── SUPPLIED ENTRIES

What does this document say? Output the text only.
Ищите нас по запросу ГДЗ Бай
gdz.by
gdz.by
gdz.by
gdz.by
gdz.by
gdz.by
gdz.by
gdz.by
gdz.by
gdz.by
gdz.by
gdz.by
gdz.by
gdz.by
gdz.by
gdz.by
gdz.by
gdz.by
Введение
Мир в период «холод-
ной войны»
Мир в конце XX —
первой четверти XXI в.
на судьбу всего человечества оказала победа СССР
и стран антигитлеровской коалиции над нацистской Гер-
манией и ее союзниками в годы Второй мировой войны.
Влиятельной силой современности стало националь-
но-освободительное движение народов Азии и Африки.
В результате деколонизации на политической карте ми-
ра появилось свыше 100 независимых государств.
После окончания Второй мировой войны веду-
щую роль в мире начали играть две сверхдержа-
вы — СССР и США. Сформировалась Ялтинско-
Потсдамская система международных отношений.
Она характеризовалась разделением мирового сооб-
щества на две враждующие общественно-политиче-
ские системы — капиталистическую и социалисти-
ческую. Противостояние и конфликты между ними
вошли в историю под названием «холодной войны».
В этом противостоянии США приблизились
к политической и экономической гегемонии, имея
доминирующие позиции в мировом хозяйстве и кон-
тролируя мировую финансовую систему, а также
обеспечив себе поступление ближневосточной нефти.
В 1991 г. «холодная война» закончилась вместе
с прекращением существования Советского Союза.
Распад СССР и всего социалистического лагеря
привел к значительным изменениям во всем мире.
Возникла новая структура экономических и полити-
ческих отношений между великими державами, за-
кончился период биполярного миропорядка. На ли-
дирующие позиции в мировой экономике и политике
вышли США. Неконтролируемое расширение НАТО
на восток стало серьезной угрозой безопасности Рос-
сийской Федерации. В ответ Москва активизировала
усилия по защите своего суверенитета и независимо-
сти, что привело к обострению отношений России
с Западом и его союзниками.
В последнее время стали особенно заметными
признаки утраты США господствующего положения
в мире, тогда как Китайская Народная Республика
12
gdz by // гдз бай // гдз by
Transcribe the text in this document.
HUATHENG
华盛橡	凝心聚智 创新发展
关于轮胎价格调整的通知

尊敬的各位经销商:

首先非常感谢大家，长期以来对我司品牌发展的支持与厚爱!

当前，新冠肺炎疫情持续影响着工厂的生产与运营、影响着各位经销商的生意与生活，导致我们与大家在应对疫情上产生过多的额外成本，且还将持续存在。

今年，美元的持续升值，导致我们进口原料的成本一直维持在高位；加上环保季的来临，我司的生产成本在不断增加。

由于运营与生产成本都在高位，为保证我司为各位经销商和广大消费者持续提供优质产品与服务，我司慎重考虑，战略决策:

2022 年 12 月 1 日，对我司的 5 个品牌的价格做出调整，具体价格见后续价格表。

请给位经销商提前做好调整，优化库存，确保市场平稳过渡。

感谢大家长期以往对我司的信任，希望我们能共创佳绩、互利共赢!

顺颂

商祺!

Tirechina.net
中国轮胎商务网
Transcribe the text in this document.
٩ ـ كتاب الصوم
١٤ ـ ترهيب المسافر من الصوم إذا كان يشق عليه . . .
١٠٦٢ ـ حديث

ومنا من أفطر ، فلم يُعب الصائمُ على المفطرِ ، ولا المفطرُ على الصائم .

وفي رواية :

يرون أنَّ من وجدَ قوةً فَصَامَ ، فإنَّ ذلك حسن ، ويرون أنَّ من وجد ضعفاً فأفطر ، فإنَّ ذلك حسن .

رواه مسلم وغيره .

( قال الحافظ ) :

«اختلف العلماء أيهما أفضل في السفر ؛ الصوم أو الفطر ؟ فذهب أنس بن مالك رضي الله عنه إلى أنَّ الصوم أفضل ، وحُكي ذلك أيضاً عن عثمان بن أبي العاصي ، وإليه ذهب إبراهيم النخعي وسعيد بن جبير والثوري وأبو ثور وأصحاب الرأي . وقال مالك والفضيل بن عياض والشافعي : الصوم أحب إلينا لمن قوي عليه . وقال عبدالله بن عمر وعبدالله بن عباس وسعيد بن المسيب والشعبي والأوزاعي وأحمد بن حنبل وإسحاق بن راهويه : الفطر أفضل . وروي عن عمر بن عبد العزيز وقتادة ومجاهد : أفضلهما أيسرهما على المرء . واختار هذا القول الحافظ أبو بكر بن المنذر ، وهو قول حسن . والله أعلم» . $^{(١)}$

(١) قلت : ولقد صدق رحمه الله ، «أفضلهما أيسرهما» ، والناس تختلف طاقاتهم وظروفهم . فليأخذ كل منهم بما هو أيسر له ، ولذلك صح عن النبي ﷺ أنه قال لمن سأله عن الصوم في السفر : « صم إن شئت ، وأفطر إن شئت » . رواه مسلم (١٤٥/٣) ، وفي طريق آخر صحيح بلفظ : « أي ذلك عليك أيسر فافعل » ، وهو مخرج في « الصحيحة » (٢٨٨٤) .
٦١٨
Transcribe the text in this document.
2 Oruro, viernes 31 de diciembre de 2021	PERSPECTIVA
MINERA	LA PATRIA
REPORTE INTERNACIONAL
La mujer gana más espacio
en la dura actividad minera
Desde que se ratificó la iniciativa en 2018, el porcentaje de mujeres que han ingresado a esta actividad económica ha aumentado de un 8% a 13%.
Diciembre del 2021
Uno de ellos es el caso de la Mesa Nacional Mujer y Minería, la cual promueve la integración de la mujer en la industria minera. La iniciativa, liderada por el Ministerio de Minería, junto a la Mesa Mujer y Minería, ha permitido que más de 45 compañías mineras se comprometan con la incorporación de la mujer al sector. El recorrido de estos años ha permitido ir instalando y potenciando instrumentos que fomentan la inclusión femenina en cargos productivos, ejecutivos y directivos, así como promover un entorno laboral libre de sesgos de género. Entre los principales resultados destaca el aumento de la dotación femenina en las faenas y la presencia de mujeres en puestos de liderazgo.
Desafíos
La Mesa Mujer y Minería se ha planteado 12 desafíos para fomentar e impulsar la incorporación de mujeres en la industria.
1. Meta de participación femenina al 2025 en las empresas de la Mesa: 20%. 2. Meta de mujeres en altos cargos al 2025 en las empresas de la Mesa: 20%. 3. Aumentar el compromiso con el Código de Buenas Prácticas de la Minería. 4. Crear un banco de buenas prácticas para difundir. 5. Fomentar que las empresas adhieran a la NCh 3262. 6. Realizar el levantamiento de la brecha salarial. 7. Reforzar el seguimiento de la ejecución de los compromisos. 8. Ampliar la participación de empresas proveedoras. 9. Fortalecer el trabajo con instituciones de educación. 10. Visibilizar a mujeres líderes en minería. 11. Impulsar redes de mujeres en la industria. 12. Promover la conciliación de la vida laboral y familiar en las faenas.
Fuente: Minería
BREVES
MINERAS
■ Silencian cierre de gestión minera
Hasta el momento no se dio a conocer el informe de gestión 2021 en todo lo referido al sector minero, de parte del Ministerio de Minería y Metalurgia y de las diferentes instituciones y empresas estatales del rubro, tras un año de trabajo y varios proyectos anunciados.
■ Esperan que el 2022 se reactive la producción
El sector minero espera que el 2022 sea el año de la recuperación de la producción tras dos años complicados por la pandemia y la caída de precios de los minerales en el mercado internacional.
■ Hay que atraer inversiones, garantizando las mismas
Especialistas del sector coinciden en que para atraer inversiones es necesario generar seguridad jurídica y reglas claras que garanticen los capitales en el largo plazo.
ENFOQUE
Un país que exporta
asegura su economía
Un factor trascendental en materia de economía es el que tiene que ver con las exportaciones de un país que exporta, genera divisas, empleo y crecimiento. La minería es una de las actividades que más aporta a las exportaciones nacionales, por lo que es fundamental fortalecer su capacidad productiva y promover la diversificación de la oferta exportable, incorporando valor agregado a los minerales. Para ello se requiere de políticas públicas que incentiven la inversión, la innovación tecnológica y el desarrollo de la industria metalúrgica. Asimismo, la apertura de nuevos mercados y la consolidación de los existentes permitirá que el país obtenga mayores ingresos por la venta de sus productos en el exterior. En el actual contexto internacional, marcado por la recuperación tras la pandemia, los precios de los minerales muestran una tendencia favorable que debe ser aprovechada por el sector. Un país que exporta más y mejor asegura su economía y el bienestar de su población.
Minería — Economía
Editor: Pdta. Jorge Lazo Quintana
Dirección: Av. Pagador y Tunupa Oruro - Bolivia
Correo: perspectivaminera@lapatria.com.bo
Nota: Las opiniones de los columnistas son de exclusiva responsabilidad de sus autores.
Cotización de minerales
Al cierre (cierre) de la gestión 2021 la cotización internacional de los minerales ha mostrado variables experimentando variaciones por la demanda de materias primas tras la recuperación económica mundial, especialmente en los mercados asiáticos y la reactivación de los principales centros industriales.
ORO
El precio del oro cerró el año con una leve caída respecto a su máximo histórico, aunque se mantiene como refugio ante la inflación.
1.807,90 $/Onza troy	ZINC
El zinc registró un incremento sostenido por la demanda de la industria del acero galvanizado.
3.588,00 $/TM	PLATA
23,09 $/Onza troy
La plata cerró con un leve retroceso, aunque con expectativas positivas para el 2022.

────

*WRITTEN REQUEST:*
Find all lines holding the string "atraer" and copy them.

*EXERCISE RESULT:*
■ Hay que atraer inversiones, garantizando las mismas
Especialistas del sector coinciden en que para atraer inversiones es necesario generar seguridad jurídica y reglas claras que garanticen los capitales en el largo plazo.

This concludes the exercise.